▶ **Rows from a dataset**:
-- -- --

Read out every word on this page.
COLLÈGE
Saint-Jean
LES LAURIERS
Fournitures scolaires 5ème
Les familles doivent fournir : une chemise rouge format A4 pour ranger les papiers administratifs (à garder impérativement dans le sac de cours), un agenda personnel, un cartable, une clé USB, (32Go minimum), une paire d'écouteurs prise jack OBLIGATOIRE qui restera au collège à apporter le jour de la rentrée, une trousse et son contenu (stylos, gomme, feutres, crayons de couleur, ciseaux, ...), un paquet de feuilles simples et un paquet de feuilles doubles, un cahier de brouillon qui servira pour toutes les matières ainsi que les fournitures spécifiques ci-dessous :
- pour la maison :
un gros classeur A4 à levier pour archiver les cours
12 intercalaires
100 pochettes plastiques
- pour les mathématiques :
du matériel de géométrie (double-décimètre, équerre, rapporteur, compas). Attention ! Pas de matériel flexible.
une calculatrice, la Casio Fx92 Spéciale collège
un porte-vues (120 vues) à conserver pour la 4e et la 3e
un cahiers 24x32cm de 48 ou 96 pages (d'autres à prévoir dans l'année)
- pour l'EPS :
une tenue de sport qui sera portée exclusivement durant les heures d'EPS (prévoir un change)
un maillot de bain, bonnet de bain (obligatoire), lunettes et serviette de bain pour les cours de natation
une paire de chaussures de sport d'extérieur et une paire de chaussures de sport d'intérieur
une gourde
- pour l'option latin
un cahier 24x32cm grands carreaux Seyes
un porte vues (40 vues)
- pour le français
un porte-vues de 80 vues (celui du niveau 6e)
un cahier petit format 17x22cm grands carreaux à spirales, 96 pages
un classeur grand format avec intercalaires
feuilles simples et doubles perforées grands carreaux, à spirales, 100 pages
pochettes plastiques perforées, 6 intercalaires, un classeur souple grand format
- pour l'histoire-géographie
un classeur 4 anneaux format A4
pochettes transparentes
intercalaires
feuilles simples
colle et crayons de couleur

-- -- --

▶ **CHALLENGE**: Please return the data above exactly as given.

▶ **WRITTEN SOLUTION**:
Read out every word on this page.
COLLÈGE
Saint-Jean
LES LAURIERS
Fournitures scolaires 5ème
Les familles doivent fournir : une chemise rouge format A4 pour ranger les papiers administratifs (à garder impérativement dans le sac de cours), un agenda personnel, un cartable, une clé USB, (32Go minimum), une paire d'écouteurs prise jack OBLIGATOIRE qui restera au collège à apporter le jour de la rentrée, une trousse et son contenu (stylos, gomme, feutres, crayons de couleur, ciseaux, ...), un paquet de feuilles simples et un paquet de feuilles doubles, un cahier de brouillon qui servira pour toutes les matières ainsi que les fournitures spécifiques ci-dessous :
- pour la maison :
un gros classeur A4 à levier pour archiver les cours
12 intercalaires
100 pochettes plastiques
- pour les mathématiques :
du matériel de géométrie (double-décimètre, équerre, rapporteur, compas). Attention ! Pas de matériel flexible.
une calculatrice, la Casio Fx92 Spéciale collège
un porte-vues (120 vues) à conserver pour la 4e et la 3e
un cahiers 24x32cm de 48 ou 96 pages (d'autres à prévoir dans l'année)
- pour l'EPS :
une tenue de sport qui sera portée exclusivement durant les heures d'EPS (prévoir un change)
un maillot de bain, bonnet de bain (obligatoire), lunettes et serviette de bain pour les cours de natation
une paire de chaussures de sport d'extérieur et une paire de chaussures de sport d'intérieur
une gourde
- pour l'option latin
un cahier 24x32cm grands carreaux Seyes
un porte vues (40 vues)
- pour le français
un porte-vues de 80 vues (celui du niveau 6e)
un cahier petit format 17x22cm grands carreaux à spirales, 96 pages
un classeur grand format avec intercalaires
feuilles simples et doubles perforées grands carreaux, à spirales, 100 pages
pochettes plastiques perforées, 6 intercalaires, un classeur souple grand format
- pour l'histoire-géographie
un classeur 4 anneaux format A4
pochettes transparentes
intercalaires
feuilles simples
colle et crayons de couleur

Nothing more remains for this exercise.